Problem. Could you extract every entry below and reproduce it exactly?

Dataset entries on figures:
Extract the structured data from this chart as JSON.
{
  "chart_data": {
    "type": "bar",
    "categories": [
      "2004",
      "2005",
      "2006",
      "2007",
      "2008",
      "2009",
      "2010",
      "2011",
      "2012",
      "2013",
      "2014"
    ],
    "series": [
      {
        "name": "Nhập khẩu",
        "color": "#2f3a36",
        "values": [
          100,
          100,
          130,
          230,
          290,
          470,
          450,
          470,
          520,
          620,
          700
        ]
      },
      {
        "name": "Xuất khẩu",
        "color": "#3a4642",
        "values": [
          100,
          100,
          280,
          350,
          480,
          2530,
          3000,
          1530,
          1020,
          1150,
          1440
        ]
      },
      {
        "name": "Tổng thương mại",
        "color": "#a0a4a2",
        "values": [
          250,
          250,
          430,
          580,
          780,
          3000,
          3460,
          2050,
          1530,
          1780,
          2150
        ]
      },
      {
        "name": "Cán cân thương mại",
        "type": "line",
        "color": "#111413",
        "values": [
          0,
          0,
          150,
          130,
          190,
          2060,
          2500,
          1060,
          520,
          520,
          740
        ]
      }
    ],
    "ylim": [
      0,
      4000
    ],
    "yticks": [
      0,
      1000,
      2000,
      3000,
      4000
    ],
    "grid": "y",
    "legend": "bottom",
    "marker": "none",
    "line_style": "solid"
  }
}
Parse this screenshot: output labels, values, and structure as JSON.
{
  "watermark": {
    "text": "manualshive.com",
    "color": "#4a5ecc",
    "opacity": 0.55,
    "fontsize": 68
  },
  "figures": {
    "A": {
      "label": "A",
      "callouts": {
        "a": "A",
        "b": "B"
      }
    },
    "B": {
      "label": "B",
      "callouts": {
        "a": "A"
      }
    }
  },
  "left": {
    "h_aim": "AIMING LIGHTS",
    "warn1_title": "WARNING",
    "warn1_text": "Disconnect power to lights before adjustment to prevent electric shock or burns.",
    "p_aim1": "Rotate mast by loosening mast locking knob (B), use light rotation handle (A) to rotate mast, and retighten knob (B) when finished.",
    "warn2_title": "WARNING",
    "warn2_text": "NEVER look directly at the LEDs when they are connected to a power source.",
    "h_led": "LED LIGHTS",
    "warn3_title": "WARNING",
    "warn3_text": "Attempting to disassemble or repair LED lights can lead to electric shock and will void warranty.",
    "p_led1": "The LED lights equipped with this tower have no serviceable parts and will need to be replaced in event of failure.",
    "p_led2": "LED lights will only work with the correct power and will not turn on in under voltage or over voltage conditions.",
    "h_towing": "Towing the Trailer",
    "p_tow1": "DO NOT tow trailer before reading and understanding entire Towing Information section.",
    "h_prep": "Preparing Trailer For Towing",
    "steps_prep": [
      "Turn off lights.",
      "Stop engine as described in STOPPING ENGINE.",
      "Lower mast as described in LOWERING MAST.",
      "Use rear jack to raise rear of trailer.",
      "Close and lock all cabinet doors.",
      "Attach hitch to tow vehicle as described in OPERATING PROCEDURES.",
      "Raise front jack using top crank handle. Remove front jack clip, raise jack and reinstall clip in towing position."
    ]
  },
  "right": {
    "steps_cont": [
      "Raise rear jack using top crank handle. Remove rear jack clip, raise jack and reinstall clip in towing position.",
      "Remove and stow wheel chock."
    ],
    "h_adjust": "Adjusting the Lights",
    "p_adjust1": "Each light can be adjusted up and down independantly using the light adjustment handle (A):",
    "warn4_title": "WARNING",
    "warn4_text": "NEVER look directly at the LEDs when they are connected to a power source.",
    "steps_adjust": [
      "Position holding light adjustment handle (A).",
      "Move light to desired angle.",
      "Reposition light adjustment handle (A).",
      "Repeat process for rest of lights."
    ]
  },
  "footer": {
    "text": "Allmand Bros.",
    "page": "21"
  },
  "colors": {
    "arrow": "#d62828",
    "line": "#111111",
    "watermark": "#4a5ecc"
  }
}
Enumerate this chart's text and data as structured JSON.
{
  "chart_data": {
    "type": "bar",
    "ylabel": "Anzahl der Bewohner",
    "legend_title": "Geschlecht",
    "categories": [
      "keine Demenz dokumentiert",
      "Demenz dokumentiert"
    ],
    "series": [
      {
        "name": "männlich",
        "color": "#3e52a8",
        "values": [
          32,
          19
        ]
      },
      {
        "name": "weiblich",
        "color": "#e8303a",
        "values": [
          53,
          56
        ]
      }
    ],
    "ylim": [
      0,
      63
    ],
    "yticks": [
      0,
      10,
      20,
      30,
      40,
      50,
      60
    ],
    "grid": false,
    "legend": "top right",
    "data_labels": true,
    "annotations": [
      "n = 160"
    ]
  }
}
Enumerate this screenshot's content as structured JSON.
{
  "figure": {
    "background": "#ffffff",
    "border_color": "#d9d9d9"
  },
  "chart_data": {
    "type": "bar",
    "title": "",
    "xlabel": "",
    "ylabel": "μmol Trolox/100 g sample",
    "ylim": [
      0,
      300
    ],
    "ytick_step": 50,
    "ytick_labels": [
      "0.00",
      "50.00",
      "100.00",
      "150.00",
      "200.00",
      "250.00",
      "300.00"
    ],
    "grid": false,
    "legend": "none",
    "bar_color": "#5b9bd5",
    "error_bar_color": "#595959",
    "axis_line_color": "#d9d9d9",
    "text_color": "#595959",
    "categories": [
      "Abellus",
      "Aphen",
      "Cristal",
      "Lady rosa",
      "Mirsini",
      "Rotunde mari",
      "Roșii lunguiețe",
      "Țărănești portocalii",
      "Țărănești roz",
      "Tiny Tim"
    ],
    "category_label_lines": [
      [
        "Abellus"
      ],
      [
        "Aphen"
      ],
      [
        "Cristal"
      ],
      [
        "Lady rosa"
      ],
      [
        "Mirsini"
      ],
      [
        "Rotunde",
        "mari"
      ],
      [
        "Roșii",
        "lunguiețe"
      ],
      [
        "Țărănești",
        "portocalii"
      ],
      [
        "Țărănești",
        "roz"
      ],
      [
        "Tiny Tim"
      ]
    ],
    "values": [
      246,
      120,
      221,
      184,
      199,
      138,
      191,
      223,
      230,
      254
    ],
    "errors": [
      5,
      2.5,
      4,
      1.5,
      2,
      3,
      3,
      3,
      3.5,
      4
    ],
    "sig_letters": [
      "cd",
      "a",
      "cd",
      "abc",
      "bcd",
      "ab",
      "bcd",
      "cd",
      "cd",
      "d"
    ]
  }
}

Solution for this exercise.
Extract the structured data from this chart as JSON.
{
  "chart_data": {
    "type": "bar",
    "categories": [
      "2004",
      "2005",
      "2006",
      "2007",
      "2008",
      "2009",
      "2010",
      "2011",
      "2012",
      "2013",
      "2014"
    ],
    "series": [
      {
        "name": "Nhập khẩu",
        "color": "#2f3a36",
        "values": [
          100,
          100,
          130,
          230,
          290,
          470,
          450,
          470,
          520,
          620,
          700
        ]
      },
      {
        "name": "Xuất khẩu",
        "color": "#3a4642",
        "values": [
          100,
          100,
          280,
          350,
          480,
          2530,
          3000,
          1530,
          1020,
          1150,
          1440
        ]
      },
      {
        "name": "Tổng thương mại",
        "color": "#a0a4a2",
        "values": [
          250,
          250,
          430,
          580,
          780,
          3000,
          3460,
          2050,
          1530,
          1780,
          2150
        ]
      },
      {
        "name": "Cán cân thương mại",
        "type": "line",
        "color": "#111413",
        "values": [
          0,
          0,
          150,
          130,
          190,
          2060,
          2500,
          1060,
          520,
          520,
          740
        ]
      }
    ],
    "ylim": [
      0,
      4000
    ],
    "yticks": [
      0,
      1000,
      2000,
      3000,
      4000
    ],
    "grid": "y",
    "legend": "bottom",
    "marker": "none",
    "line_style": "solid"
  }
}
Parse this screenshot: output labels, values, and structure as JSON.
{
  "watermark": {
    "text": "manualshive.com",
    "color": "#4a5ecc",
    "opacity": 0.55,
    "fontsize": 68
  },
  "figures": {
    "A": {
      "label": "A",
      "callouts": {
        "a": "A",
        "b": "B"
      }
    },
    "B": {
      "label": "B",
      "callouts": {
        "a": "A"
      }
    }
  },
  "left": {
    "h_aim": "AIMING LIGHTS",
    "warn1_title": "WARNING",
    "warn1_text": "Disconnect power to lights before adjustment to prevent electric shock or burns.",
    "p_aim1": "Rotate mast by loosening mast locking knob (B), use light rotation handle (A) to rotate mast, and retighten knob (B) when finished.",
    "warn2_title": "WARNING",
    "warn2_text": "NEVER look directly at the LEDs when they are connected to a power source.",
    "h_led": "LED LIGHTS",
    "warn3_title": "WARNING",
    "warn3_text": "Attempting to disassemble or repair LED lights can lead to electric shock and will void warranty.",
    "p_led1": "The LED lights equipped with this tower have no serviceable parts and will need to be replaced in event of failure.",
    "p_led2": "LED lights will only work with the correct power and will not turn on in under voltage or over voltage conditions.",
    "h_towing": "Towing the Trailer",
    "p_tow1": "DO NOT tow trailer before reading and understanding entire Towing Information section.",
    "h_prep": "Preparing Trailer For Towing",
    "steps_prep": [
      "Turn off lights.",
      "Stop engine as described in STOPPING ENGINE.",
      "Lower mast as described in LOWERING MAST.",
      "Use rear jack to raise rear of trailer.",
      "Close and lock all cabinet doors.",
      "Attach hitch to tow vehicle as described in OPERATING PROCEDURES.",
      "Raise front jack using top crank handle. Remove front jack clip, raise jack and reinstall clip in towing position."
    ]
  },
  "right": {
    "steps_cont": [
      "Raise rear jack using top crank handle. Remove rear jack clip, raise jack and reinstall clip in towing position.",
      "Remove and stow wheel chock."
    ],
    "h_adjust": "Adjusting the Lights",
    "p_adjust1": "Each light can be adjusted up and down independantly using the light adjustment handle (A):",
    "warn4_title": "WARNING",
    "warn4_text": "NEVER look directly at the LEDs when they are connected to a power source.",
    "steps_adjust": [
      "Position holding light adjustment handle (A).",
      "Move light to desired angle.",
      "Reposition light adjustment handle (A).",
      "Repeat process for rest of lights."
    ]
  },
  "footer": {
    "text": "Allmand Bros.",
    "page": "21"
  },
  "colors": {
    "arrow": "#d62828",
    "line": "#111111",
    "watermark": "#4a5ecc"
  }
}
Enumerate this chart's text and data as structured JSON.
{
  "chart_data": {
    "type": "bar",
    "ylabel": "Anzahl der Bewohner",
    "legend_title": "Geschlecht",
    "categories": [
      "keine Demenz dokumentiert",
      "Demenz dokumentiert"
    ],
    "series": [
      {
        "name": "männlich",
        "color": "#3e52a8",
        "values": [
          32,
          19
        ]
      },
      {
        "name": "weiblich",
        "color": "#e8303a",
        "values": [
          53,
          56
        ]
      }
    ],
    "ylim": [
      0,
      63
    ],
    "yticks": [
      0,
      10,
      20,
      30,
      40,
      50,
      60
    ],
    "grid": false,
    "legend": "top right",
    "data_labels": true,
    "annotations": [
      "n = 160"
    ]
  }
}
Enumerate this screenshot's content as structured JSON.
{
  "figure": {
    "background": "#ffffff",
    "border_color": "#d9d9d9"
  },
  "chart_data": {
    "type": "bar",
    "title": "",
    "xlabel": "",
    "ylabel": "μmol Trolox/100 g sample",
    "ylim": [
      0,
      300
    ],
    "ytick_step": 50,
    "ytick_labels": [
      "0.00",
      "50.00",
      "100.00",
      "150.00",
      "200.00",
      "250.00",
      "300.00"
    ],
    "grid": false,
    "legend": "none",
    "bar_color": "#5b9bd5",
    "error_bar_color": "#595959",
    "axis_line_color": "#d9d9d9",
    "text_color": "#595959",
    "categories": [
      "Abellus",
      "Aphen",
      "Cristal",
      "Lady rosa",
      "Mirsini",
      "Rotunde mari",
      "Roșii lunguiețe",
      "Țărănești portocalii",
      "Țărănești roz",
      "Tiny Tim"
    ],
    "category_label_lines": [
      [
        "Abellus"
      ],
      [
        "Aphen"
      ],
      [
        "Cristal"
      ],
      [
        "Lady rosa"
      ],
      [
        "Mirsini"
      ],
      [
        "Rotunde",
        "mari"
      ],
      [
        "Roșii",
        "lunguiețe"
      ],
      [
        "Țărănești",
        "portocalii"
      ],
      [
        "Țărănești",
        "roz"
      ],
      [
        "Tiny Tim"
      ]
    ],
    "values": [
      246,
      120,
      221,
      184,
      199,
      138,
      191,
      223,
      230,
      254
    ],
    "errors": [
      5,
      2.5,
      4,
      1.5,
      2,
      3,
      3,
      3,
      3.5,
      4
    ],
    "sig_letters": [
      "cd",
      "a",
      "cd",
      "abc",
      "bcd",
      "ab",
      "bcd",
      "cd",
      "cd",
      "d"
    ]
  }
}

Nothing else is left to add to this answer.